* Begin DATASET CONTENT *
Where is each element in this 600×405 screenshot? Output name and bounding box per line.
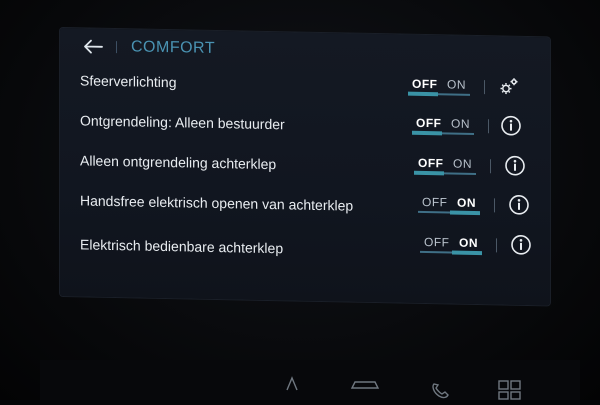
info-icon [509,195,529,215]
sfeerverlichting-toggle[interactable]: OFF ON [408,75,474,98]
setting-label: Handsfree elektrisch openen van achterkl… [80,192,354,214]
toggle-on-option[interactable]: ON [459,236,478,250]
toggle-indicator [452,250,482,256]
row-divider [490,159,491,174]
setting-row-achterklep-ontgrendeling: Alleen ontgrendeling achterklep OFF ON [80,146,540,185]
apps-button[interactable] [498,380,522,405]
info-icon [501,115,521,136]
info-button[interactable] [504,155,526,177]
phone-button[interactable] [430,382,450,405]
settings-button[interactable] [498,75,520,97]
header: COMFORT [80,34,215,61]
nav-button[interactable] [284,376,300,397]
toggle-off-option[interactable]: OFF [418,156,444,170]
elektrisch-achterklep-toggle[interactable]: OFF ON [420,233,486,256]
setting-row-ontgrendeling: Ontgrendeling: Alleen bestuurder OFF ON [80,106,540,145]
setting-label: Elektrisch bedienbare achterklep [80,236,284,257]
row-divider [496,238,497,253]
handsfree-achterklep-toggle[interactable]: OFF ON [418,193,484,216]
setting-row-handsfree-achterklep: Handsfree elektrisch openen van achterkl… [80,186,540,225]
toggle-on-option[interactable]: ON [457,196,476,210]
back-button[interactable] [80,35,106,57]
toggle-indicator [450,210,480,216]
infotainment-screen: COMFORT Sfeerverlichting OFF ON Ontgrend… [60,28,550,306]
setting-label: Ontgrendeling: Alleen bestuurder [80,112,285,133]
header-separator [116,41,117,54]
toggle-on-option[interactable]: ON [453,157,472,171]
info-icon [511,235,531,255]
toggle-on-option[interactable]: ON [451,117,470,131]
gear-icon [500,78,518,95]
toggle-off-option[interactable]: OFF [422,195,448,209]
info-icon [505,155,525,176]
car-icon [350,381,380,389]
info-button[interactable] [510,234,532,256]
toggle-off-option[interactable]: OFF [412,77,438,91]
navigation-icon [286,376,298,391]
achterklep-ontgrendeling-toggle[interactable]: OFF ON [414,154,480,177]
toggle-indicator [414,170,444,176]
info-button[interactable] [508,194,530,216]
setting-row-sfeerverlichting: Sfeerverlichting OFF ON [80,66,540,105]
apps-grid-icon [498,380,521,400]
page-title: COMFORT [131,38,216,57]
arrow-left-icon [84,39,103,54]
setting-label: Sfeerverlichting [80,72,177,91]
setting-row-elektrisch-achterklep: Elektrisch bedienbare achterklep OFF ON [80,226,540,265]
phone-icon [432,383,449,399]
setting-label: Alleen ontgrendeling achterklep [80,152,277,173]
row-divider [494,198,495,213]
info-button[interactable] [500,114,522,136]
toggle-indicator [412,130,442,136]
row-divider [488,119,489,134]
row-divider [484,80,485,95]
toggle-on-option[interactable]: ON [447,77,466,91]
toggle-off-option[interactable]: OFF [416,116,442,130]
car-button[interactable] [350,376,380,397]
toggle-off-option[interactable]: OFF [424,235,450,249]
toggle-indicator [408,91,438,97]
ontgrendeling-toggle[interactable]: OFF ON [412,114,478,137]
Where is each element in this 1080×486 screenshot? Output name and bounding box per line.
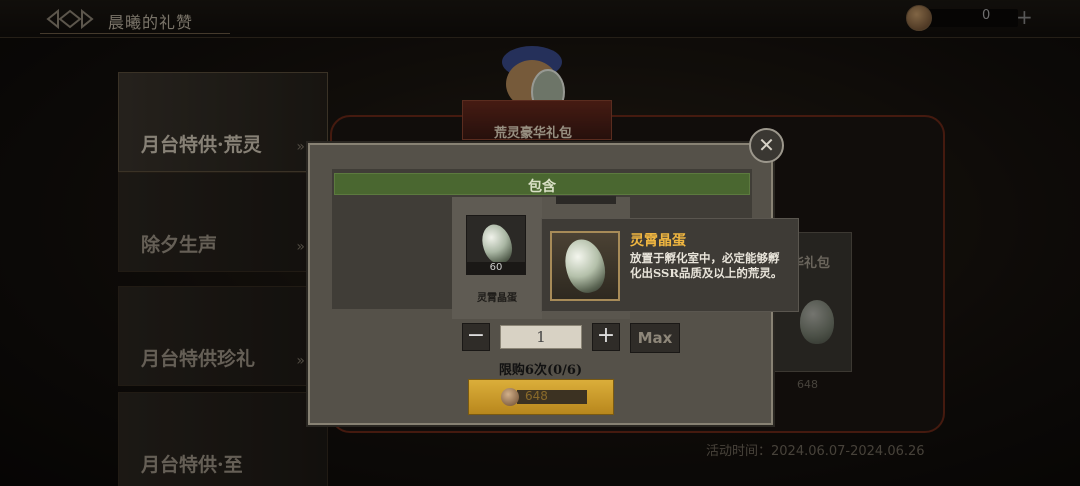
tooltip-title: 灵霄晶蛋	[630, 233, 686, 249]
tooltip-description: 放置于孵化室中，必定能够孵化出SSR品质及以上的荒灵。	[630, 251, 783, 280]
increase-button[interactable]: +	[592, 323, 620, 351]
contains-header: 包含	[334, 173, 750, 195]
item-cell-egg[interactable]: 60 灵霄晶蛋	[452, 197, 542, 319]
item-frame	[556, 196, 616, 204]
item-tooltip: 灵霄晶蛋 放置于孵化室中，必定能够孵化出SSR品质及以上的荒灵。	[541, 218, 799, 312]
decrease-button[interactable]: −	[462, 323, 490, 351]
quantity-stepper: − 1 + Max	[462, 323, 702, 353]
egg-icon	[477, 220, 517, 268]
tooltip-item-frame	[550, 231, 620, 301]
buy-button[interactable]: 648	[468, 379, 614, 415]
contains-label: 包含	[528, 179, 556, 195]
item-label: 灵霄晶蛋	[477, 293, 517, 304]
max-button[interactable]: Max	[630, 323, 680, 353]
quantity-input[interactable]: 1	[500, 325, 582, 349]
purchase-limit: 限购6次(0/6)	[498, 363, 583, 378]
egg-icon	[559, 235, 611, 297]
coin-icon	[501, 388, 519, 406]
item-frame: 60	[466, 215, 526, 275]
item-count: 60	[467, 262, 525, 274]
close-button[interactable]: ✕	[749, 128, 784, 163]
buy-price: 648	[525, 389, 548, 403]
* End DATASET CONTENT *
* Begin DATASET CONTENT *
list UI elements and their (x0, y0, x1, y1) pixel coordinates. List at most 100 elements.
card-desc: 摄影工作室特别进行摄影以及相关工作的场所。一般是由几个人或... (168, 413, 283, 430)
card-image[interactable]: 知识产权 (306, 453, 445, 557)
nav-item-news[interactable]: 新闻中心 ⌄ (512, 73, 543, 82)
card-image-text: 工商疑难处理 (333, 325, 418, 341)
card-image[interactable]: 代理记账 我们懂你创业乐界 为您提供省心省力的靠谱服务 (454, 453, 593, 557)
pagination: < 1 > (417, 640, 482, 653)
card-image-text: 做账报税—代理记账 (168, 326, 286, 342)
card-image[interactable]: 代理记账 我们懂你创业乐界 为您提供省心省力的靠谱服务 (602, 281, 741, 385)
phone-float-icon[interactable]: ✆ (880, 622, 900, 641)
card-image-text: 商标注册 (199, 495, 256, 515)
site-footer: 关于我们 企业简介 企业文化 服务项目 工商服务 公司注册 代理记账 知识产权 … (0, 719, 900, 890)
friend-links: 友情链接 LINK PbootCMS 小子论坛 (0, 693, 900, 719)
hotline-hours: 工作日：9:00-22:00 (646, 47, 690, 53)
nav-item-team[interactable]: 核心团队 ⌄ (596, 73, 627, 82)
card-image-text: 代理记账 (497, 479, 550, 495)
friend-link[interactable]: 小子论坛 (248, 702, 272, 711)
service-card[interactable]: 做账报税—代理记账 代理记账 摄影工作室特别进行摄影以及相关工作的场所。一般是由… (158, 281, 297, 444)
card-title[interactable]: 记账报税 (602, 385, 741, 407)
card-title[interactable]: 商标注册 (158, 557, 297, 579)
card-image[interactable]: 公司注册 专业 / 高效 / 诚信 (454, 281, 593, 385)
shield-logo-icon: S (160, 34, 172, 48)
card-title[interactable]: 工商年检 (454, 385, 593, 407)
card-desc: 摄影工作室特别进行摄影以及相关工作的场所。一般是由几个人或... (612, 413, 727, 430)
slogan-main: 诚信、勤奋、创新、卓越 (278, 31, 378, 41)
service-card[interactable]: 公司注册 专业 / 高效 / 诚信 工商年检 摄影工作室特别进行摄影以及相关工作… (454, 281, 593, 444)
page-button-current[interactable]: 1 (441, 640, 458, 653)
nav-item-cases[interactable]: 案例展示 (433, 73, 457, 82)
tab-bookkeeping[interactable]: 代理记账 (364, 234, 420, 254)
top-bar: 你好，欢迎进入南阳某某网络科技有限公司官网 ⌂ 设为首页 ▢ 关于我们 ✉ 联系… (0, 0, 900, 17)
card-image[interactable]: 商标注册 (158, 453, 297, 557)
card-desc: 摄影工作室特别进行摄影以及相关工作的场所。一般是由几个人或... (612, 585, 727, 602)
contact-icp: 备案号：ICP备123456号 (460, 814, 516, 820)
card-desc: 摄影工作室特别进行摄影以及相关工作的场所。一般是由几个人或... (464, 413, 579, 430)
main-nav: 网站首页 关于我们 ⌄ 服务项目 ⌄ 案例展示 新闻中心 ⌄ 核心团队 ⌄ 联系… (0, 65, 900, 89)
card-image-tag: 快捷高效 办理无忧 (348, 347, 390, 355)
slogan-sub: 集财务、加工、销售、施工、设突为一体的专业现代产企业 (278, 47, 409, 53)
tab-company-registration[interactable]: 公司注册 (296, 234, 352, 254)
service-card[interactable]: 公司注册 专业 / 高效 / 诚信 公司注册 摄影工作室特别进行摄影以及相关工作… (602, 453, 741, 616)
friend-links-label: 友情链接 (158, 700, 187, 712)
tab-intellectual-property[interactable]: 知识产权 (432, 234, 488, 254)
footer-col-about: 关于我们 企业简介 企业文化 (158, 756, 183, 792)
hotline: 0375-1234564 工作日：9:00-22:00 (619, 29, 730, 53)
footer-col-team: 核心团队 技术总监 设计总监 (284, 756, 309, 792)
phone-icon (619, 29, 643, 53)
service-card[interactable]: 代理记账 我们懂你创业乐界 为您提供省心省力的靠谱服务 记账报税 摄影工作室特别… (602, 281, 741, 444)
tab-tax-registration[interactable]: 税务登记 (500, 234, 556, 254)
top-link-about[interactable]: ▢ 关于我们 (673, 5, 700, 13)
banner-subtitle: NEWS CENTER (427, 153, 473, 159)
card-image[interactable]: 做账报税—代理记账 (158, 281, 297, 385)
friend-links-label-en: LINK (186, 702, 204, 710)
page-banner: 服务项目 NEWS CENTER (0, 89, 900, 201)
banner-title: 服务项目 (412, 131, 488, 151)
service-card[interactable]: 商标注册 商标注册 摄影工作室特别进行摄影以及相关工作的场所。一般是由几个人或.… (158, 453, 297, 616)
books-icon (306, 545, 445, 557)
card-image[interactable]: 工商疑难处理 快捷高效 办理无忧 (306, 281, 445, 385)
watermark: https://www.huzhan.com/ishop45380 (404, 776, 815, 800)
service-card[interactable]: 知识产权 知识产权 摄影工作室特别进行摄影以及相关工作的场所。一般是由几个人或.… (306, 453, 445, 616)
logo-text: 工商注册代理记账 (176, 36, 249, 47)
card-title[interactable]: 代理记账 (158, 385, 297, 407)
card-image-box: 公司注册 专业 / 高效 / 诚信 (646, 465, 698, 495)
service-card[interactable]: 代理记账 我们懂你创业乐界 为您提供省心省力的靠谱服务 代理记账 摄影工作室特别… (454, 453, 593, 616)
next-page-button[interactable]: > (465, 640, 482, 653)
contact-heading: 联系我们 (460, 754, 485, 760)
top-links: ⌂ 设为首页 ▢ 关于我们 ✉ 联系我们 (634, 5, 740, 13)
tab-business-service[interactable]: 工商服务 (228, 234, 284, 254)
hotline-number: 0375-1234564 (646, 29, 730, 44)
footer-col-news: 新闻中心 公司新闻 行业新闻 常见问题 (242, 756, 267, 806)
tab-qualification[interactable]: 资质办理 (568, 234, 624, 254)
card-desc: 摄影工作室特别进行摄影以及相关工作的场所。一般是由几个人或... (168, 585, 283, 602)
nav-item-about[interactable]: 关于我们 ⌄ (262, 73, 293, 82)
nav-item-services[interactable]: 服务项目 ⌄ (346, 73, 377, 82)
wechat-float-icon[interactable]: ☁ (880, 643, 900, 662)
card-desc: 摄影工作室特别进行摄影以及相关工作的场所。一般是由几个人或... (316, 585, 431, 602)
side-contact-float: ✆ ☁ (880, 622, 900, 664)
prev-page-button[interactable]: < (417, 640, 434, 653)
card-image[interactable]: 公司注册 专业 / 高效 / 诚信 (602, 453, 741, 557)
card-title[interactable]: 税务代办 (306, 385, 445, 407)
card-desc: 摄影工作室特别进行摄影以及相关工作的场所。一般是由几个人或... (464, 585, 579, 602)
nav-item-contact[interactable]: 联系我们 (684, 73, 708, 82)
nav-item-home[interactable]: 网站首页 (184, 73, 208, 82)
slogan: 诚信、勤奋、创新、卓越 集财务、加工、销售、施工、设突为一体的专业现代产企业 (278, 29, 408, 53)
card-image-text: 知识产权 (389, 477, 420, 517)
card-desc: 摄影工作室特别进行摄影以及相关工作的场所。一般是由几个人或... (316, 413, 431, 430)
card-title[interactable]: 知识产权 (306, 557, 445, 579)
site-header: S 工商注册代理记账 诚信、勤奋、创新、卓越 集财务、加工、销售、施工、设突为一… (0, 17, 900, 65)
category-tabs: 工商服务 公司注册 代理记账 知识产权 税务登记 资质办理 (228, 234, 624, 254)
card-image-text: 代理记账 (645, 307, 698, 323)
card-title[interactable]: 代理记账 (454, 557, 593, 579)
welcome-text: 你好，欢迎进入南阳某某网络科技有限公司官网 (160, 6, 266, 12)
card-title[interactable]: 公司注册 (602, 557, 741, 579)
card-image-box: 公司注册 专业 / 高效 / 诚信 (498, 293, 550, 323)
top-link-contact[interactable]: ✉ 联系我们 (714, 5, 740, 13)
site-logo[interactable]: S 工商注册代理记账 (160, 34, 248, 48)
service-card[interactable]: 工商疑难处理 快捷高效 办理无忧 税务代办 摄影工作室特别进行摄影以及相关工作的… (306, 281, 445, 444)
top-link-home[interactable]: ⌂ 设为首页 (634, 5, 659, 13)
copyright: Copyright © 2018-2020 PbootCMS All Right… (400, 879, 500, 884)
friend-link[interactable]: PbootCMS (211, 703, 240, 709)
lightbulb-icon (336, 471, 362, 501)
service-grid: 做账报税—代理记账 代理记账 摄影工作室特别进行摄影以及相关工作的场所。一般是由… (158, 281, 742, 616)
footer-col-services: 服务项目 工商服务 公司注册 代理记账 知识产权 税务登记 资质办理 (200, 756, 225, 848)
* End DATASET CONTENT *
(BRIEF): Return everything from the line containing "info-icon [509,195,529,215]" down to the line containing "header: COMFORT [80,34,215,61]" in the first block of data, reproducing each line without any change.

(RESULT FOR THIS TASK):
info-icon [509,195,529,215]
sfeerverlichting-toggle[interactable]: OFF ON [408,75,474,98]
setting-label: Handsfree elektrisch openen van achterkl… [80,192,354,214]
toggle-on-option[interactable]: ON [459,236,478,250]
toggle-indicator [452,250,482,256]
row-divider [490,159,491,174]
setting-row-achterklep-ontgrendeling: Alleen ontgrendeling achterklep OFF ON [80,146,540,185]
apps-button[interactable] [498,380,522,405]
info-icon [501,115,521,136]
info-button[interactable] [504,155,526,177]
phone-button[interactable] [430,382,450,405]
settings-button[interactable] [498,75,520,97]
header: COMFORT [80,34,215,61]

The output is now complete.